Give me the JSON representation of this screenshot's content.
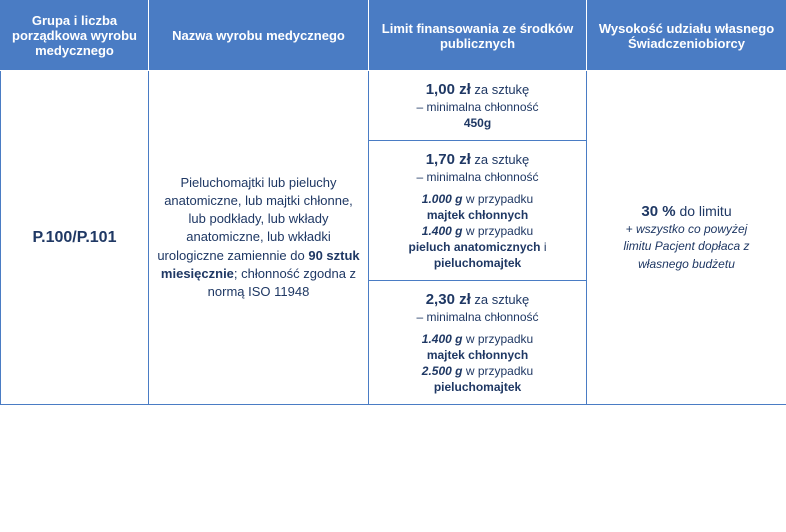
{
  "colors": {
    "header_bg": "#4a7cc4",
    "header_text": "#ffffff",
    "body_text": "#1f3864",
    "border": "#4a7cc4",
    "bg": "#ffffff"
  },
  "headers": {
    "col1": "Grupa i liczba porządkowa wyrobu medycznego",
    "col2": "Nazwa wyrobu medycznego",
    "col3": "Limit finansowania ze środków publicznych",
    "col4": "Wysokość udziału własnego Świadczeniobiorcy"
  },
  "row": {
    "group_code": "P.100/P.101",
    "product_desc_pre": "Pieluchomajtki lub pieluchy anatomiczne, lub majtki chłonne, lub podkłady, lub wkłady anatomiczne, lub wkładki urologiczne zamiennie do ",
    "product_desc_bold": "90 sztuk miesięcznie",
    "product_desc_post": "; chłonność zgodna z normą ISO 11948",
    "limits": [
      {
        "price": "1,00 zł",
        "per": " za sztukę",
        "sub_label": "– minimalna chłonność",
        "lines": [
          {
            "bold": "450g"
          }
        ]
      },
      {
        "price": "1,70 zł",
        "per": " za sztukę",
        "sub_label": "– minimalna chłonność",
        "lines": [
          {
            "italic_bold": "1.000 g",
            "plain": " w przypadku"
          },
          {
            "bold": "majtek chłonnych"
          },
          {
            "italic_bold": "1.400 g",
            "plain": " w przypadku"
          },
          {
            "bold_run1": "pieluch anatomicznych",
            "plain2": " i"
          },
          {
            "bold": "pieluchomajtek"
          }
        ]
      },
      {
        "price": "2,30 zł",
        "per": " za sztukę",
        "sub_label": "– minimalna chłonność",
        "lines": [
          {
            "italic_bold": "1.400 g",
            "plain": " w przypadku"
          },
          {
            "bold": "majtek chłonnych"
          },
          {
            "italic_bold": "2.500 g",
            "plain": " w przypadku"
          },
          {
            "bold": "pieluchomajtek"
          }
        ]
      }
    ],
    "share": {
      "pct": "30 %",
      "to_limit": " do limitu",
      "note_1": "+ wszystko co powyżej",
      "note_2": "limitu Pacjent dopłaca z",
      "note_3": "własnego budżetu"
    }
  }
}
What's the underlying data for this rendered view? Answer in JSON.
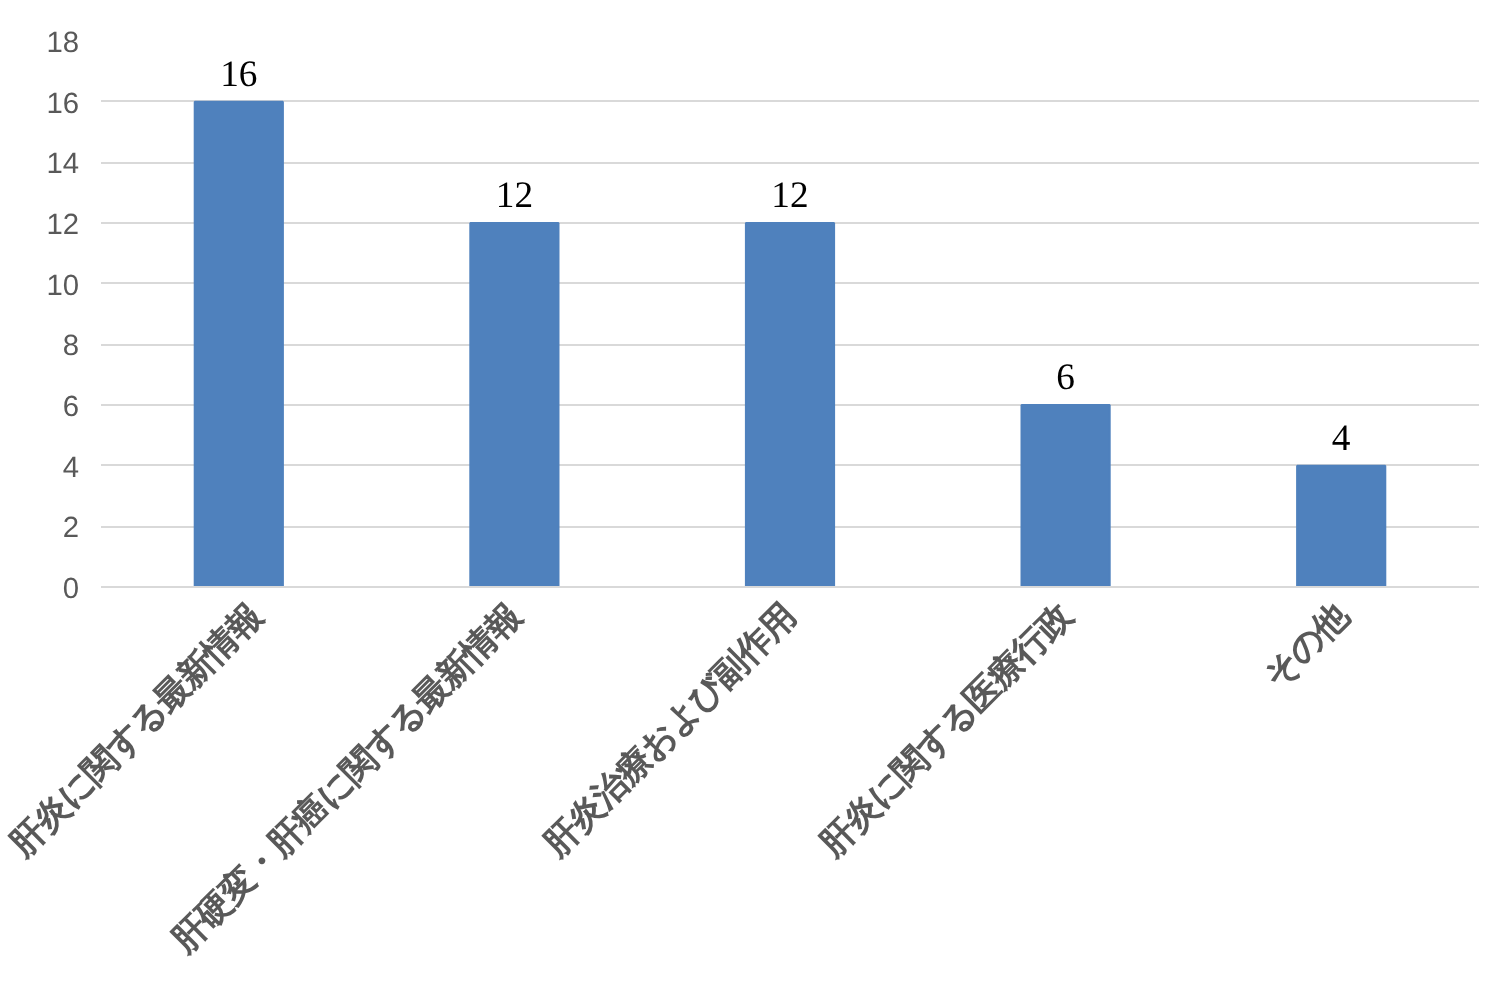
{
  "chart_data": {
    "type": "bar",
    "categories": [
      "肝炎に関する最新情報",
      "肝硬変・肝癌に関する最新情報",
      "肝炎治療および副作用",
      "肝炎に関する医療行政",
      "その他"
    ],
    "values": [
      16,
      12,
      12,
      6,
      4
    ],
    "color": "#4f81bd",
    "ylim": [
      0,
      18
    ],
    "yticks": [
      0,
      2,
      4,
      6,
      8,
      10,
      12,
      14,
      16,
      18
    ],
    "grid": "y",
    "data_labels": true
  }
}
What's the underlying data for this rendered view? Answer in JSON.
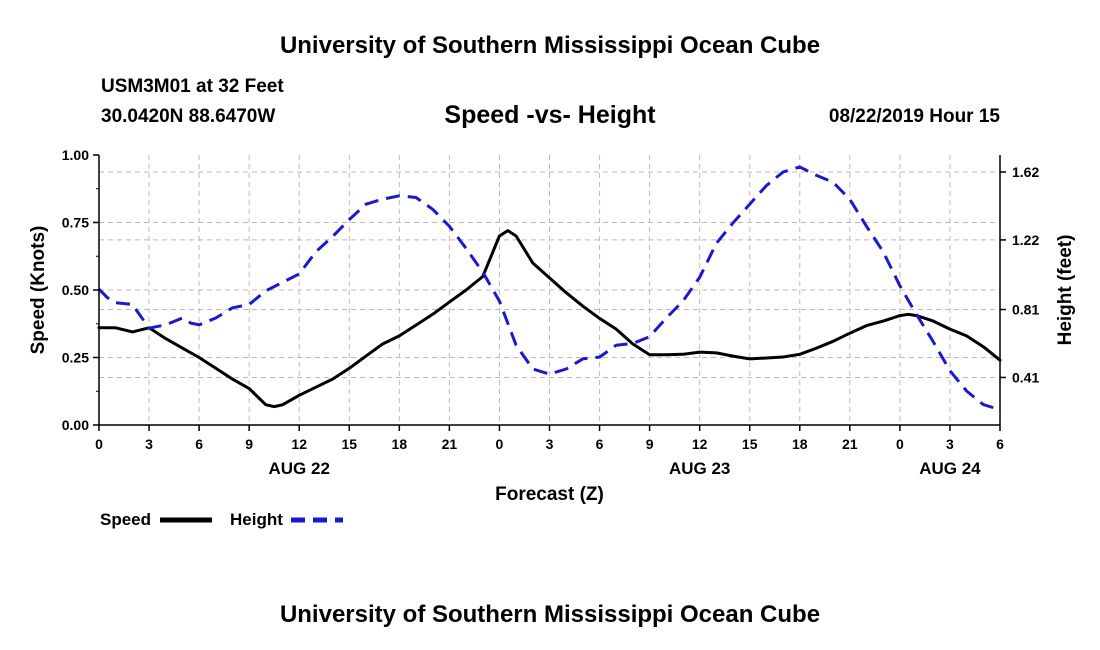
{
  "header": {
    "title": "University of Southern Mississippi Ocean Cube",
    "station": "USM3M01 at 32 Feet",
    "coords": "30.0420N 88.6470W",
    "datetime": "08/22/2019 Hour 15"
  },
  "footer": {
    "title": "University of Southern Mississippi Ocean Cube"
  },
  "legend": {
    "speed_label": "Speed",
    "height_label": "Height"
  },
  "colors": {
    "speed": "#000000",
    "height": "#1a1acc",
    "grid": "#bbbbbb"
  },
  "chart_data": {
    "type": "line",
    "title": "Speed -vs- Height",
    "xlabel": "Forecast (Z)",
    "ylabel": "Speed (Knots)",
    "y2label": "Height (feet)",
    "xlim": [
      0,
      54
    ],
    "ylim": [
      0,
      1.0
    ],
    "y2lim": [
      0.13,
      1.72
    ],
    "x_ticks": [
      {
        "x": 0,
        "label": "0"
      },
      {
        "x": 3,
        "label": "3"
      },
      {
        "x": 6,
        "label": "6"
      },
      {
        "x": 9,
        "label": "9"
      },
      {
        "x": 12,
        "label": "12"
      },
      {
        "x": 15,
        "label": "15"
      },
      {
        "x": 18,
        "label": "18"
      },
      {
        "x": 21,
        "label": "21"
      },
      {
        "x": 24,
        "label": "0"
      },
      {
        "x": 27,
        "label": "3"
      },
      {
        "x": 30,
        "label": "6"
      },
      {
        "x": 33,
        "label": "9"
      },
      {
        "x": 36,
        "label": "12"
      },
      {
        "x": 39,
        "label": "15"
      },
      {
        "x": 42,
        "label": "18"
      },
      {
        "x": 45,
        "label": "21"
      },
      {
        "x": 48,
        "label": "0"
      },
      {
        "x": 51,
        "label": "3"
      },
      {
        "x": 54,
        "label": "6"
      }
    ],
    "date_labels": [
      {
        "x": 12,
        "label": "AUG 22"
      },
      {
        "x": 36,
        "label": "AUG 23"
      },
      {
        "x": 51,
        "label": "AUG 24"
      }
    ],
    "y_ticks": [
      {
        "value": 0.0,
        "label": "0.00"
      },
      {
        "value": 0.25,
        "label": "0.25"
      },
      {
        "value": 0.5,
        "label": "0.50"
      },
      {
        "value": 0.75,
        "label": "0.75"
      },
      {
        "value": 1.0,
        "label": "1.00"
      }
    ],
    "y2_ticks": [
      {
        "value": 0.41,
        "label": "0.41"
      },
      {
        "value": 0.81,
        "label": "0.81"
      },
      {
        "value": 1.22,
        "label": "1.22"
      },
      {
        "value": 1.62,
        "label": "1.62"
      }
    ],
    "grid": true,
    "series": [
      {
        "name": "Speed",
        "axis": "left",
        "style": "solid",
        "x": [
          0,
          1,
          2,
          3,
          4,
          5,
          6,
          7,
          8,
          9,
          10,
          10.5,
          11,
          12,
          13,
          14,
          15,
          16,
          17,
          18,
          19,
          20,
          21,
          22,
          23,
          24,
          24.5,
          25,
          26,
          27,
          28,
          29,
          30,
          31,
          32,
          33,
          34,
          35,
          36,
          37,
          38,
          39,
          40,
          41,
          42,
          43,
          44,
          45,
          46,
          47,
          48,
          48.5,
          49,
          50,
          51,
          52,
          53,
          54
        ],
        "values": [
          0.36,
          0.36,
          0.345,
          0.36,
          0.32,
          0.285,
          0.25,
          0.21,
          0.17,
          0.135,
          0.075,
          0.068,
          0.075,
          0.11,
          0.14,
          0.17,
          0.21,
          0.255,
          0.3,
          0.33,
          0.37,
          0.41,
          0.455,
          0.5,
          0.55,
          0.7,
          0.72,
          0.7,
          0.6,
          0.545,
          0.49,
          0.44,
          0.395,
          0.355,
          0.3,
          0.26,
          0.26,
          0.262,
          0.27,
          0.267,
          0.255,
          0.245,
          0.248,
          0.252,
          0.262,
          0.285,
          0.31,
          0.34,
          0.368,
          0.385,
          0.405,
          0.41,
          0.405,
          0.385,
          0.355,
          0.33,
          0.29,
          0.24
        ]
      },
      {
        "name": "Height",
        "axis": "right",
        "style": "dashed",
        "x": [
          0,
          0.5,
          1,
          2,
          3,
          4,
          5,
          5.5,
          6,
          7,
          8,
          9,
          10,
          11,
          12,
          13,
          14,
          15,
          16,
          17,
          18,
          19,
          20,
          21,
          22,
          23,
          24,
          25,
          26,
          27,
          28,
          29,
          30,
          31,
          32,
          33,
          34,
          35,
          36,
          37,
          38,
          39,
          40,
          41,
          42,
          43,
          44,
          45,
          46,
          47,
          48,
          49,
          50,
          51,
          52,
          53,
          54
        ],
        "values": [
          0.93,
          0.88,
          0.85,
          0.84,
          0.7,
          0.72,
          0.76,
          0.73,
          0.72,
          0.76,
          0.82,
          0.84,
          0.92,
          0.97,
          1.02,
          1.15,
          1.24,
          1.34,
          1.43,
          1.46,
          1.48,
          1.47,
          1.4,
          1.3,
          1.17,
          1.03,
          0.86,
          0.6,
          0.46,
          0.43,
          0.46,
          0.52,
          0.53,
          0.6,
          0.61,
          0.65,
          0.76,
          0.86,
          1.0,
          1.2,
          1.32,
          1.43,
          1.54,
          1.62,
          1.65,
          1.6,
          1.56,
          1.46,
          1.3,
          1.15,
          0.95,
          0.78,
          0.62,
          0.45,
          0.33,
          0.25,
          0.22
        ]
      }
    ]
  }
}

•••••

> Task objective
Work through the records line by line and tally those holding "Cube". Reply with the number alone.

> Solution
2